▼▼▼

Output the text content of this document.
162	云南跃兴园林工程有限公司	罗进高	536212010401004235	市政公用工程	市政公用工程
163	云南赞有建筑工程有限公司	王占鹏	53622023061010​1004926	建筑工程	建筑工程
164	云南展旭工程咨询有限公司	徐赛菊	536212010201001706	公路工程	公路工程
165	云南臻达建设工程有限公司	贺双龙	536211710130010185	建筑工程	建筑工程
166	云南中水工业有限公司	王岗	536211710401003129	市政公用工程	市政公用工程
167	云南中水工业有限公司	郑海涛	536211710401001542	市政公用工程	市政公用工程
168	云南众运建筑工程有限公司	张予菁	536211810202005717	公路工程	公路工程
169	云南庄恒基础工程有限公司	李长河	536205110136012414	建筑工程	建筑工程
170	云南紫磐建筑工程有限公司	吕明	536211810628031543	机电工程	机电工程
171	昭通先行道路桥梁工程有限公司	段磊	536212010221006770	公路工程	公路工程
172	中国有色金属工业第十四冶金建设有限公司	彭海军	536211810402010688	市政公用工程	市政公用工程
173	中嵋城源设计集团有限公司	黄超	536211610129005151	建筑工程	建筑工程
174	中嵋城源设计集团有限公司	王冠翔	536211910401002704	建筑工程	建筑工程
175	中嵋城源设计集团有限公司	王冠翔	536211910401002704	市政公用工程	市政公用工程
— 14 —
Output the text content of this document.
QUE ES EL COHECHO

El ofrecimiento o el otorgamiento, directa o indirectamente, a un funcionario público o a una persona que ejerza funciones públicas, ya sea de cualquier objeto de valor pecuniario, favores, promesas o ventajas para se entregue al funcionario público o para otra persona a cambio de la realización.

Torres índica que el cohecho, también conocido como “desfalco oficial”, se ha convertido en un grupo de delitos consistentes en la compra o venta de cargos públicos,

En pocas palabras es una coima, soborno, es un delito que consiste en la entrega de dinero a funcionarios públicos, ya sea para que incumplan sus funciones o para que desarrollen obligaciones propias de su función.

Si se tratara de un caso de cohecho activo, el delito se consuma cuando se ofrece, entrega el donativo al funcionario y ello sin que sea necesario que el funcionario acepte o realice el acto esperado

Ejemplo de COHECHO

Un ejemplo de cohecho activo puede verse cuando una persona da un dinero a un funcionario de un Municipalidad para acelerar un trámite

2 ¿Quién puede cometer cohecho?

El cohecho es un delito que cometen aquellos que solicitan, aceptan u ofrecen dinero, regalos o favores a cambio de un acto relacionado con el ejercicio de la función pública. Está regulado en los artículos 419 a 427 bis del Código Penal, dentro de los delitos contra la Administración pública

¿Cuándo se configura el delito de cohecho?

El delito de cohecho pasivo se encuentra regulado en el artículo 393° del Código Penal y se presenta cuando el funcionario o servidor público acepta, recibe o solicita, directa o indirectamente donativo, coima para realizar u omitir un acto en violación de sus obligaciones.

▲▲▲

The exercise>
Pull out each line of the records holding the string "directa".

Problem solution>
El ofrecimiento o el otorgamiento, directa o indirectamente, a un funcionario público o a una persona que ejerza funciones públicas, ya sea de cualquier objeto de valor pecuniario, favores, promesas o ventajas para se entregue al funcionario público o para otra persona a cambio de la realización.
El delito de cohecho pasivo se encuentra regulado en el artículo 393° del Código Penal y se presenta cuando el funcionario o servidor público acepta, recibe o solicita, directa o indirectamente donativo, coima para realizar u omitir un acto en violación de sus obligaciones.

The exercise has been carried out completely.